> _Your goal_: All records that follow are to be output exactly.

> _Input data_:
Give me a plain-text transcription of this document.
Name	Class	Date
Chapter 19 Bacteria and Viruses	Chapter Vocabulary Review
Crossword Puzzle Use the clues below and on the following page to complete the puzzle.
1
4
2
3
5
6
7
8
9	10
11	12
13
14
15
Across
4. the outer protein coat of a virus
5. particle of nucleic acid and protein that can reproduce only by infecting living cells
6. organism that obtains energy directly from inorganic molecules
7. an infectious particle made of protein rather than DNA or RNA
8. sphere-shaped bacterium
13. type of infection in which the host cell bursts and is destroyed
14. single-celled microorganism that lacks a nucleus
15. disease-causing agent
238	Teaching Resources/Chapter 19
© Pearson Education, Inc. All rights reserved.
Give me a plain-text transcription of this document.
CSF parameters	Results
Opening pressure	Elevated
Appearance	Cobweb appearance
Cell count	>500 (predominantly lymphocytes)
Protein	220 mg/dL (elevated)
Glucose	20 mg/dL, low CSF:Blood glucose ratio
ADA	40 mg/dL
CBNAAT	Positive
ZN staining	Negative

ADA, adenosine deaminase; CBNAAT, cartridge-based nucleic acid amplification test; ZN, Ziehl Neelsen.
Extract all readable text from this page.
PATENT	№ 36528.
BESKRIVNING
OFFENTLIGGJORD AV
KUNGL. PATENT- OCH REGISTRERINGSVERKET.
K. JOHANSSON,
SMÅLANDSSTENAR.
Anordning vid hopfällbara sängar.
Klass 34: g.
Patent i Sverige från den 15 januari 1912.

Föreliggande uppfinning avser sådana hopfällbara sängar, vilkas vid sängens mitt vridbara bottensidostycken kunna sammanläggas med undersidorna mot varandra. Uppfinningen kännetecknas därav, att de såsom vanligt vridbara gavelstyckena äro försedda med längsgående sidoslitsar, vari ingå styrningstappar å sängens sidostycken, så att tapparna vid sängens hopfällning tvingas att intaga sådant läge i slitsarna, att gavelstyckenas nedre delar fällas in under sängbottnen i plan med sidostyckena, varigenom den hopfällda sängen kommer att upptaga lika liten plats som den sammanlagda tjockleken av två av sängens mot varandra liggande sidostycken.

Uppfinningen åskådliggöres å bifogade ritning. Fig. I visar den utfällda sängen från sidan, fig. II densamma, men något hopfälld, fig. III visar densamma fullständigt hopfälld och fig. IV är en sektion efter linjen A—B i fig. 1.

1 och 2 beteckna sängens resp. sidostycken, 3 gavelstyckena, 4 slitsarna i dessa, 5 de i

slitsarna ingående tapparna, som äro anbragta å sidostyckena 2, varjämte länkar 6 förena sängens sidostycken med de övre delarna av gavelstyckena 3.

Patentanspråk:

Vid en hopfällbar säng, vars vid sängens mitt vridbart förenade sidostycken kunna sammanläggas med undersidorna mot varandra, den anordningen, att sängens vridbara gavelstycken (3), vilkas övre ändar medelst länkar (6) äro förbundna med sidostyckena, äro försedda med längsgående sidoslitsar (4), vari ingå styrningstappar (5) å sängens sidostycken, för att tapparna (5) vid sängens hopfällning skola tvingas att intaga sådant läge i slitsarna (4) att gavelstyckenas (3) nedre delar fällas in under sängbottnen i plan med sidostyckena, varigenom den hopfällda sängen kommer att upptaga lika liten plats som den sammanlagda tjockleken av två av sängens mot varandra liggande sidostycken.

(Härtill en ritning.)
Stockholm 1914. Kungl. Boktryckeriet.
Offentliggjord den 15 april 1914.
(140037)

> _Solution below_:
Give me a plain-text transcription of this document.
Name	Class	Date
Chapter 19 Bacteria and Viruses	Chapter Vocabulary Review
Crossword Puzzle Use the clues below and on the following page to complete the puzzle.
1
4
2
3
5
6
7
8
9	10
11	12
13
14
15
Across
4. the outer protein coat of a virus
5. particle of nucleic acid and protein that can reproduce only by infecting living cells
6. organism that obtains energy directly from inorganic molecules
7. an infectious particle made of protein rather than DNA or RNA
8. sphere-shaped bacterium
13. type of infection in which the host cell bursts and is destroyed
14. single-celled microorganism that lacks a nucleus
15. disease-causing agent
238	Teaching Resources/Chapter 19
© Pearson Education, Inc. All rights reserved.
Give me a plain-text transcription of this document.
CSF parameters	Results
Opening pressure	Elevated
Appearance	Cobweb appearance
Cell count	>500 (predominantly lymphocytes)
Protein	220 mg/dL (elevated)
Glucose	20 mg/dL, low CSF:Blood glucose ratio
ADA	40 mg/dL
CBNAAT	Positive
ZN staining	Negative

ADA, adenosine deaminase; CBNAAT, cartridge-based nucleic acid amplification test; ZN, Ziehl Neelsen.
Extract all readable text from this page.
PATENT	№ 36528.
BESKRIVNING
OFFENTLIGGJORD AV
KUNGL. PATENT- OCH REGISTRERINGSVERKET.
K. JOHANSSON,
SMÅLANDSSTENAR.
Anordning vid hopfällbara sängar.
Klass 34: g.
Patent i Sverige från den 15 januari 1912.

Föreliggande uppfinning avser sådana hopfällbara sängar, vilkas vid sängens mitt vridbara bottensidostycken kunna sammanläggas med undersidorna mot varandra. Uppfinningen kännetecknas därav, att de såsom vanligt vridbara gavelstyckena äro försedda med längsgående sidoslitsar, vari ingå styrningstappar å sängens sidostycken, så att tapparna vid sängens hopfällning tvingas att intaga sådant läge i slitsarna, att gavelstyckenas nedre delar fällas in under sängbottnen i plan med sidostyckena, varigenom den hopfällda sängen kommer att upptaga lika liten plats som den sammanlagda tjockleken av två av sängens mot varandra liggande sidostycken.

Uppfinningen åskådliggöres å bifogade ritning. Fig. I visar den utfällda sängen från sidan, fig. II densamma, men något hopfälld, fig. III visar densamma fullständigt hopfälld och fig. IV är en sektion efter linjen A—B i fig. 1.

1 och 2 beteckna sängens resp. sidostycken, 3 gavelstyckena, 4 slitsarna i dessa, 5 de i

slitsarna ingående tapparna, som äro anbragta å sidostyckena 2, varjämte länkar 6 förena sängens sidostycken med de övre delarna av gavelstyckena 3.

Patentanspråk:

Vid en hopfällbar säng, vars vid sängens mitt vridbart förenade sidostycken kunna sammanläggas med undersidorna mot varandra, den anordningen, att sängens vridbara gavelstycken (3), vilkas övre ändar medelst länkar (6) äro förbundna med sidostyckena, äro försedda med längsgående sidoslitsar (4), vari ingå styrningstappar (5) å sängens sidostycken, för att tapparna (5) vid sängens hopfällning skola tvingas att intaga sådant läge i slitsarna (4) att gavelstyckenas (3) nedre delar fällas in under sängbottnen i plan med sidostyckena, varigenom den hopfällda sängen kommer att upptaga lika liten plats som den sammanlagda tjockleken av två av sängens mot varandra liggande sidostycken.

(Härtill en ritning.)
Stockholm 1914. Kungl. Boktryckeriet.
Offentliggjord den 15 april 1914.
(140037)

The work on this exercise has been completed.